[WRITTEN EXERCISE]
Go through the lines below. Copy those with "this".
§ §
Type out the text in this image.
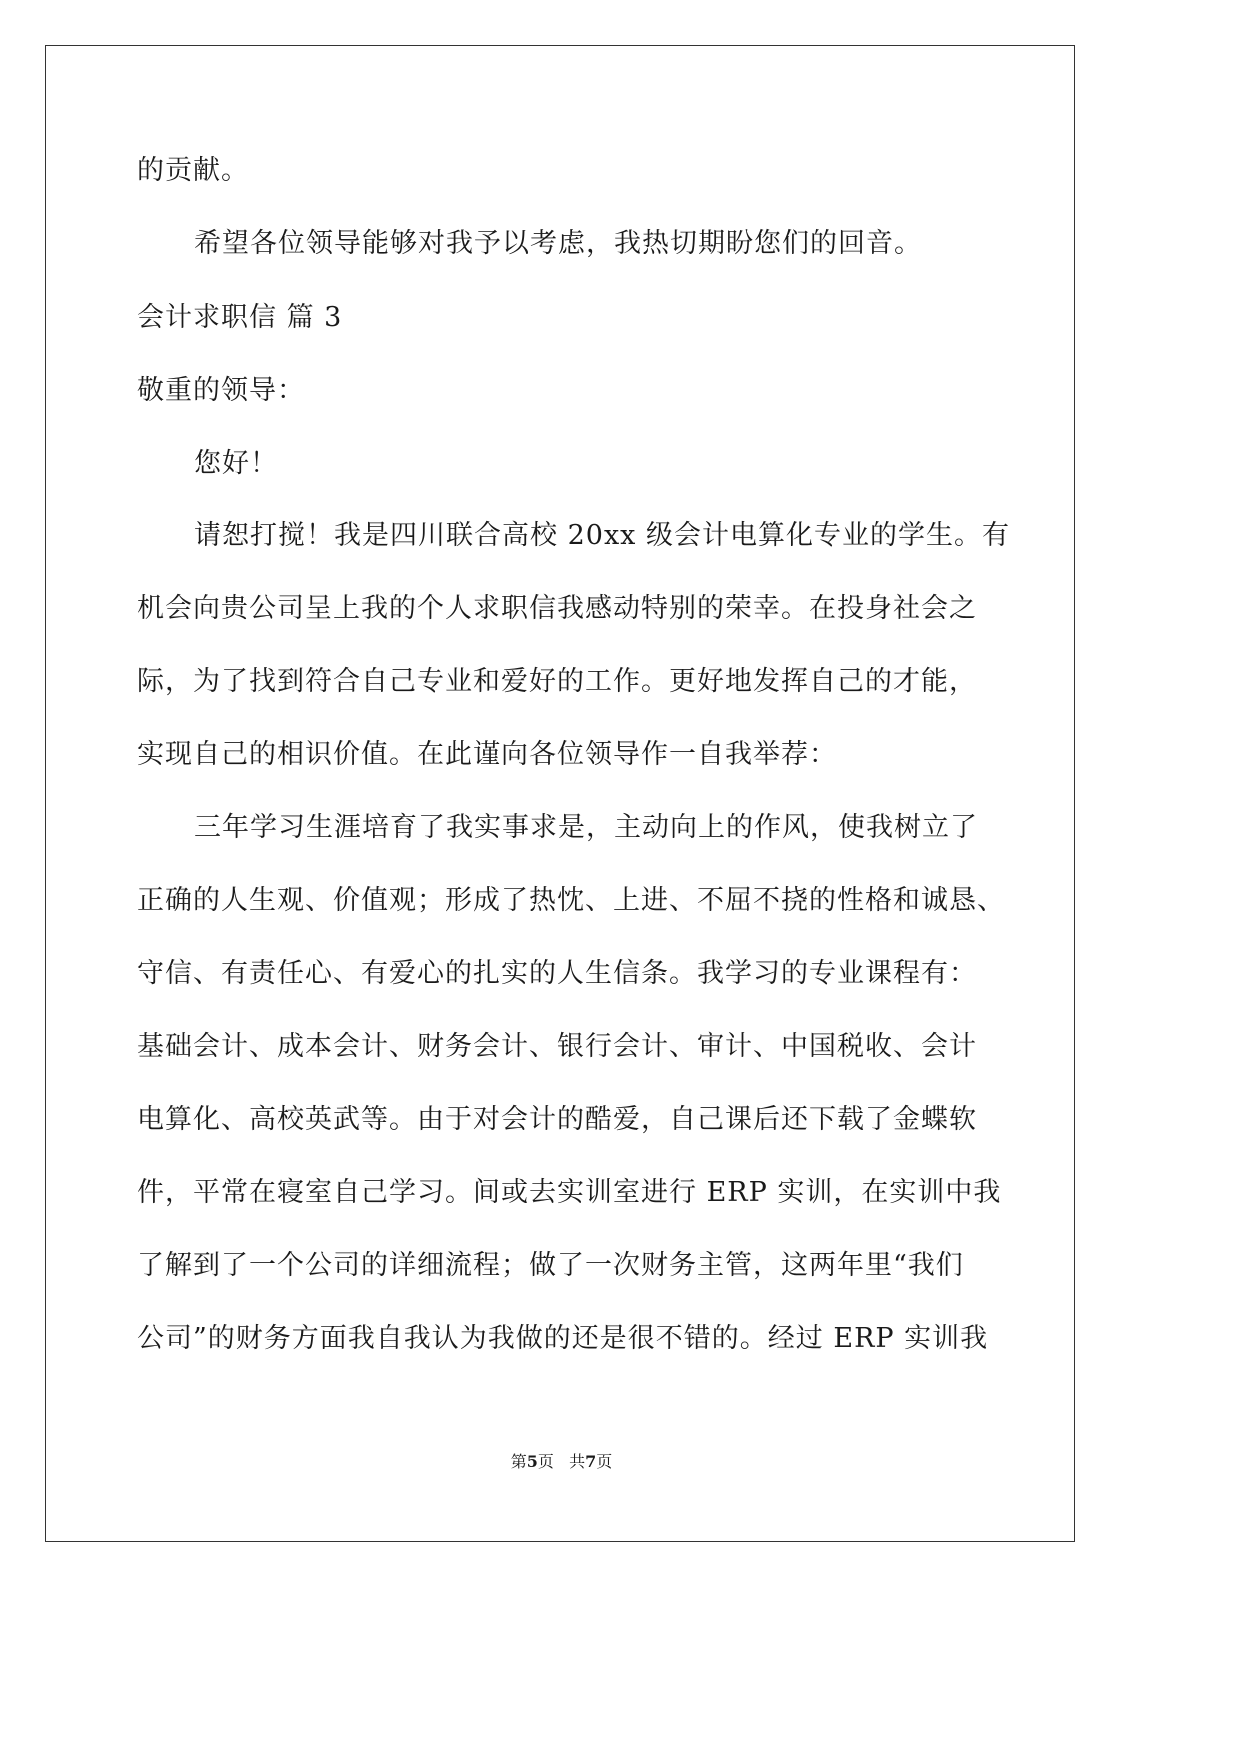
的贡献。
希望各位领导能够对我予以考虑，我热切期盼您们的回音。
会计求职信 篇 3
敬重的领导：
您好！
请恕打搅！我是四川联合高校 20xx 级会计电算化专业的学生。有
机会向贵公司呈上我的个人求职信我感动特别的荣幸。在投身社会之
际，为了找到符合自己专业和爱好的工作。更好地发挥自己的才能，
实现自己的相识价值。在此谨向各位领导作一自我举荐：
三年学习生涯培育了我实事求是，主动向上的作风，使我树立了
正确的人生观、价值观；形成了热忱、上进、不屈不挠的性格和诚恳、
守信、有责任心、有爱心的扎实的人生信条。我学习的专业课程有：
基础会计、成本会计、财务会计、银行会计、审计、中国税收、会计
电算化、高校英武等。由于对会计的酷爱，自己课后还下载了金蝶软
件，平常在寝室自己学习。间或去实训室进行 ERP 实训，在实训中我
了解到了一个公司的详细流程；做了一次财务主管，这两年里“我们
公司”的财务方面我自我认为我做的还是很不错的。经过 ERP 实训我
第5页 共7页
§ §
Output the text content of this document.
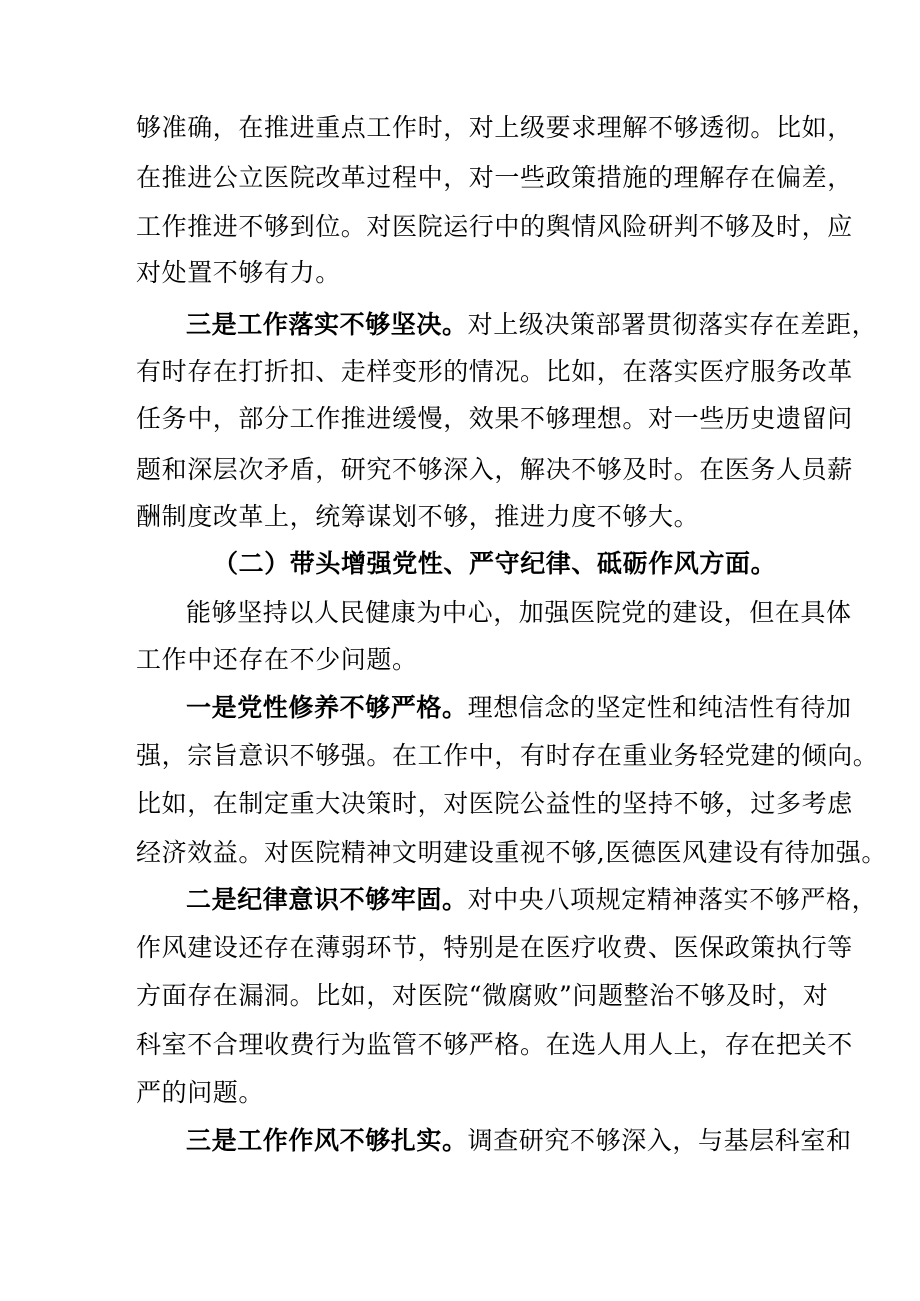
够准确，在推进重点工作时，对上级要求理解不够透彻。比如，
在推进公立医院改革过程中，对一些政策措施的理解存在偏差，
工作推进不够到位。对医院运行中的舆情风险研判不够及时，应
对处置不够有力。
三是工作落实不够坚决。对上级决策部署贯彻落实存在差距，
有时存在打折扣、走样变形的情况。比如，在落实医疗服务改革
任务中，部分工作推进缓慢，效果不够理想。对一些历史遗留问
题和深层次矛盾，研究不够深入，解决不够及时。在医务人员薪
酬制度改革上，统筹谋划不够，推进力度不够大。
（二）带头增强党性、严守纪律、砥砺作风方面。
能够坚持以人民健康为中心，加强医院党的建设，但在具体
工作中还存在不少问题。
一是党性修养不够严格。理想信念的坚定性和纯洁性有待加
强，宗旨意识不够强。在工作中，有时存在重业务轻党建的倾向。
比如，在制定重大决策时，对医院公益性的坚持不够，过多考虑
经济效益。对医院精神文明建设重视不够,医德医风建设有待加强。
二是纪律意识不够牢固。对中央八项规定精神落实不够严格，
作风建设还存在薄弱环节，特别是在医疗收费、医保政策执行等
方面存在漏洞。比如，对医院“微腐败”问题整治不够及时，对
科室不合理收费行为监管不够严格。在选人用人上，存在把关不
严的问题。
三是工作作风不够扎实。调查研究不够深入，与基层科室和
§ §
[SOLUTION]
Type out the text in this image.
Output the text content of this document.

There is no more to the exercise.